DATASET EXTRACT:
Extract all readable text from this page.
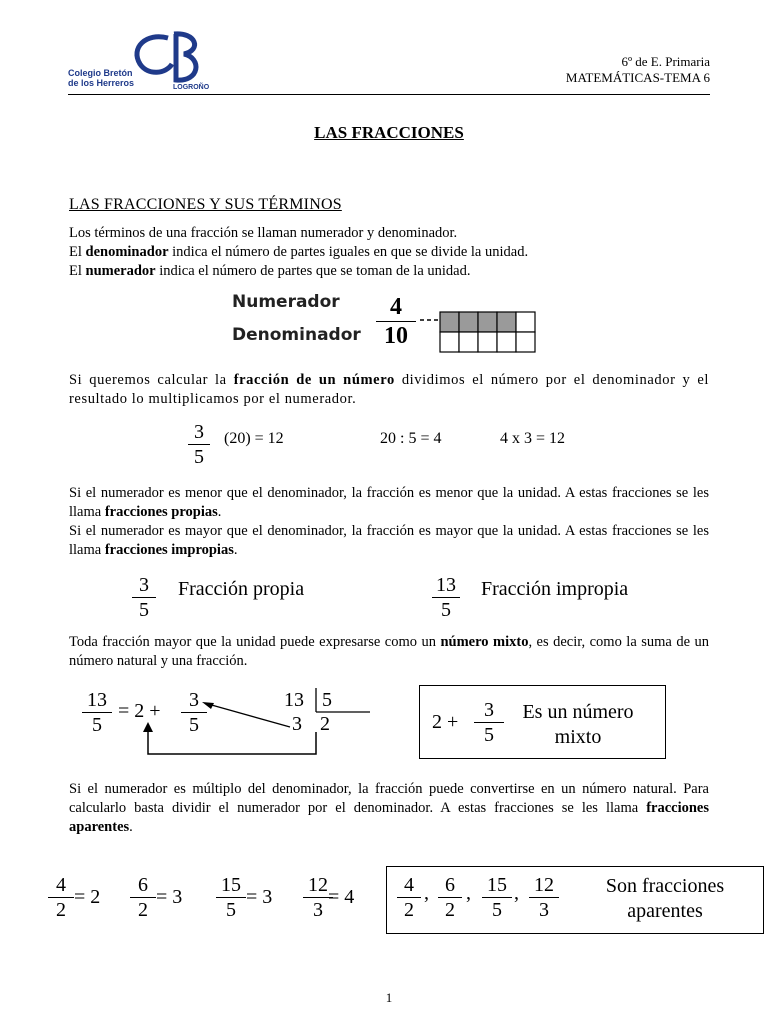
Colegio Bretón
de los Herreros	LOGROÑO
6º de E. Primaria
MATEMÁTICAS-TEMA 6
LAS FRACCIONES
LAS FRACCIONES Y SUS TÉRMINOS
Los términos de una fracción se llaman numerador y denominador.
El denominador indica el número de partes iguales en que se divide la unidad.
El numerador indica el número de partes que se toman de la unidad.
Numerador
Denominador
4
10
Si queremos calcular la fracción de un número dividimos el número por el denominador y el resultado lo multiplicamos por el numerador.
3
5
(20) = 12	20 : 5 = 4	4 x 3 = 12
Si el numerador es menor que el denominador, la fracción es menor que la unidad. A estas fracciones se les llama fracciones propias.
Si el numerador es mayor que el denominador, la fracción es mayor que la unidad. A estas fracciones se les llama fracciones impropias.
3
5
Fracción propia	13
5
Fracción impropia
Toda fracción mayor que la unidad puede expresarse como un número mixto, es decir, como la suma de un número natural y una fracción.
13
5
= 2 +	3
5
13 5
3 2	2 +
3
5
Es un número
mixto
Si el numerador es múltiplo del denominador, la fracción puede convertirse en un número natural. Para calcularlo basta dividir el numerador por el denominador. A estas fracciones se les llama fracciones aparentes.
4
2
= 2
6
2
= 3
15
5
= 3
12
3
= 4
4
2
, 6
2
, 15
5
, 12
3
Son fracciones
aparentes
1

GOAL OF THE EXERCISE: Nothing in the entries should change as you copy them, except that the pictures are left out.

CORRECT ANSWER:
Extract all readable text from this page.
Colegio Bretón
de los Herreros	LOGROÑO
6º de E. Primaria
MATEMÁTICAS-TEMA 6
LAS FRACCIONES
LAS FRACCIONES Y SUS TÉRMINOS
Los términos de una fracción se llaman numerador y denominador.
El denominador indica el número de partes iguales en que se divide la unidad.
El numerador indica el número de partes que se toman de la unidad.
Numerador
Denominador
4
10
Si queremos calcular la fracción de un número dividimos el número por el denominador y el resultado lo multiplicamos por el numerador.
3
5
(20) = 12	20 : 5 = 4	4 x 3 = 12
Si el numerador es menor que el denominador, la fracción es menor que la unidad. A estas fracciones se les llama fracciones propias.
Si el numerador es mayor que el denominador, la fracción es mayor que la unidad. A estas fracciones se les llama fracciones impropias.
3
5
Fracción propia	13
5
Fracción impropia
Toda fracción mayor que la unidad puede expresarse como un número mixto, es decir, como la suma de un número natural y una fracción.
13
5
= 2 +	3
5
13 5
3 2	2 +
3
5
Es un número
mixto
Si el numerador es múltiplo del denominador, la fracción puede convertirse en un número natural. Para calcularlo basta dividir el numerador por el denominador. A estas fracciones se les llama fracciones aparentes.
4
2
= 2
6
2
= 3
15
5
= 3
12
3
= 4
4
2
, 6
2
, 15
5
, 12
3
Son fracciones
aparentes
1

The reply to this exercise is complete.